- [TASK DIRECTIONS]: List the lines of this listing that hold the word "Midwest".

** start of MATERIAL FOR THIS TASK **

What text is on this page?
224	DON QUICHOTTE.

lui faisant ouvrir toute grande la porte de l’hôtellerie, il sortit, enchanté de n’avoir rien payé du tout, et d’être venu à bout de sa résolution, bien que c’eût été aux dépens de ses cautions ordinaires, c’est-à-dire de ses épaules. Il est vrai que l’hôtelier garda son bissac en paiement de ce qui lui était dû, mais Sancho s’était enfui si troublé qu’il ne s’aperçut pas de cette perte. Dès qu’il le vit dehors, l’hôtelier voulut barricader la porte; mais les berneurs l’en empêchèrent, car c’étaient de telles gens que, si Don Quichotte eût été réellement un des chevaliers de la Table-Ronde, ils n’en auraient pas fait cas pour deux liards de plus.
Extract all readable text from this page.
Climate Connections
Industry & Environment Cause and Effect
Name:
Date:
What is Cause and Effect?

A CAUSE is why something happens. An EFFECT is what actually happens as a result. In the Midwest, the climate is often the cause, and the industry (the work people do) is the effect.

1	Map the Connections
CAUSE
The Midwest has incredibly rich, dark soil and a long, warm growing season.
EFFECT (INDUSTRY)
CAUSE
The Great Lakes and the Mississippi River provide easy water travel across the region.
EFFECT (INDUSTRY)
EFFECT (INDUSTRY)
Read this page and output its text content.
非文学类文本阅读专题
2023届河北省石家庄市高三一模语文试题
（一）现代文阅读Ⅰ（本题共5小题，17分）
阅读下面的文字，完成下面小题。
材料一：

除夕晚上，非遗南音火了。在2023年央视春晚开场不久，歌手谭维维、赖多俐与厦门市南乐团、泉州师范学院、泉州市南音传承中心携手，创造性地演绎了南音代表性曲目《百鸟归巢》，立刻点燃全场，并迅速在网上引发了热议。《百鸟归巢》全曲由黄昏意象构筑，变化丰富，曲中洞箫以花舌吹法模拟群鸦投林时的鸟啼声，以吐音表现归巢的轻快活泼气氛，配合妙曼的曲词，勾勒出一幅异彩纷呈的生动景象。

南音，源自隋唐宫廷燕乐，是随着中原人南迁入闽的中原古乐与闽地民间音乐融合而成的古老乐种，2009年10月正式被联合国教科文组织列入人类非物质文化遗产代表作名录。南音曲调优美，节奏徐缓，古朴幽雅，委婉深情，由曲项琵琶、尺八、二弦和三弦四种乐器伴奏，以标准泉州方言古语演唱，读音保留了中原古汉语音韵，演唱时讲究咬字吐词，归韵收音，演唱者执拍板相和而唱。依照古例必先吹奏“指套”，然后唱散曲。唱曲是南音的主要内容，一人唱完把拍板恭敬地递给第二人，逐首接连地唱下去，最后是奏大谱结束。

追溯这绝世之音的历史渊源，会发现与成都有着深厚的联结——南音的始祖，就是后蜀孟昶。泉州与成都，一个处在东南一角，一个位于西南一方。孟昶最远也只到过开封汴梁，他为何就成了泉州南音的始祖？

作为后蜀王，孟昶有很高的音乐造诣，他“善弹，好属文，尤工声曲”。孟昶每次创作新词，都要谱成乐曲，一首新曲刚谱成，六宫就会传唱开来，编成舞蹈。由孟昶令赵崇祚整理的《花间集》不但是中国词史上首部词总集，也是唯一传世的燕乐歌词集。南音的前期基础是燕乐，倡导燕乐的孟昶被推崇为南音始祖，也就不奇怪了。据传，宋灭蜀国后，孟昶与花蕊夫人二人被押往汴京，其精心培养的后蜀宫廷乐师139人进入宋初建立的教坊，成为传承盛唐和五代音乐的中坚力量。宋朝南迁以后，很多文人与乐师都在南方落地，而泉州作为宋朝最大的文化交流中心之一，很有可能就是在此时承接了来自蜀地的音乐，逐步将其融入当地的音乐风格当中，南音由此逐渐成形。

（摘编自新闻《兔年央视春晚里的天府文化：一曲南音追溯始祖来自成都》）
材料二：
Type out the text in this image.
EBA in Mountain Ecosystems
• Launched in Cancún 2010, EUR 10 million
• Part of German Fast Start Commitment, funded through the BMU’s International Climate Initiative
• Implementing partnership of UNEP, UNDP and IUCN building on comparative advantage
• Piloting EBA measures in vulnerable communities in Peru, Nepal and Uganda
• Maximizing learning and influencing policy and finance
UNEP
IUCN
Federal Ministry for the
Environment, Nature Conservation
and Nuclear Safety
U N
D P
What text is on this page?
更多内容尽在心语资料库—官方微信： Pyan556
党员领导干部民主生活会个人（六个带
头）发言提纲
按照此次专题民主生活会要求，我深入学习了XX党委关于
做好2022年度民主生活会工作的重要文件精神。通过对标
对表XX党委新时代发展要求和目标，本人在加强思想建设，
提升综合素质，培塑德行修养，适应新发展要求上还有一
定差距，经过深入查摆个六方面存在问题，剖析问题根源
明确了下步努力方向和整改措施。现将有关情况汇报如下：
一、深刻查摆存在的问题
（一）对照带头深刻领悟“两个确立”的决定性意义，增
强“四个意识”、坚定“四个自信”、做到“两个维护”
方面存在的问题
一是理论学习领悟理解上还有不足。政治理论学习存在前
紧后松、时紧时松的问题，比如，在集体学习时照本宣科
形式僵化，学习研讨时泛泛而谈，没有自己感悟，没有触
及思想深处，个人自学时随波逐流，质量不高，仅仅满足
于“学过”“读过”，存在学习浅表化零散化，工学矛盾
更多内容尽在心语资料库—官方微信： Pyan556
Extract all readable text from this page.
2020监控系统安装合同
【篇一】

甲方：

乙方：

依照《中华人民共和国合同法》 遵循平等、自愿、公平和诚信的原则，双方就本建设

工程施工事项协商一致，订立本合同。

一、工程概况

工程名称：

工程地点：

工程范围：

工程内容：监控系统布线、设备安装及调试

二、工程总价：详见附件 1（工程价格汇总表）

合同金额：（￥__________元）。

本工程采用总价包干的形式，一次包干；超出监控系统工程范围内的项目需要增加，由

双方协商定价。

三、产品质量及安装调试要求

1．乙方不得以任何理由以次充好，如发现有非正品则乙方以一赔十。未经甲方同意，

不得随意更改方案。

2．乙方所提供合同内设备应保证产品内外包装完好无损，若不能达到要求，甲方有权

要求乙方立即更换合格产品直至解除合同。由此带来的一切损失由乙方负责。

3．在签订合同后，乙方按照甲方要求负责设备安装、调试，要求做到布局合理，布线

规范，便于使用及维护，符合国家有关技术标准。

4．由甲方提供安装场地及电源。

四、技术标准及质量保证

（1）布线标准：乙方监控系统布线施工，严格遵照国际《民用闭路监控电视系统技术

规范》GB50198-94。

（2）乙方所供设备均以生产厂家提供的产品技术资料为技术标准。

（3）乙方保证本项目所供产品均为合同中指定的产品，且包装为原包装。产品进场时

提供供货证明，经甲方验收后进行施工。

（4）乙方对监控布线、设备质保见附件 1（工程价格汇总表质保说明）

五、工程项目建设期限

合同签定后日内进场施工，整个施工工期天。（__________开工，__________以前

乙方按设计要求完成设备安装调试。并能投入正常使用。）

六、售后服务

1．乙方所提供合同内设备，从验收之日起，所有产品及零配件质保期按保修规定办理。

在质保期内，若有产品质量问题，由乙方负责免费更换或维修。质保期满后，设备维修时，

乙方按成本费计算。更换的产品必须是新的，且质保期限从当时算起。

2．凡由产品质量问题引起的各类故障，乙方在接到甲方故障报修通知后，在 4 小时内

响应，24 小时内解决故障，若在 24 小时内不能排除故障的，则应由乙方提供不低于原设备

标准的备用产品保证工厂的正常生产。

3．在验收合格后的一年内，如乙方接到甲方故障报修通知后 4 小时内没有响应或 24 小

** end of MATERIAL FOR THIS TASK **

- [WRITTEN RESPONSE]:
A CAUSE is why something happens. An EFFECT is what actually happens as a result. In the Midwest, the climate is often the cause, and the industry (the work people do) is the effect.
The Midwest has incredibly rich, dark soil and a long, warm growing season.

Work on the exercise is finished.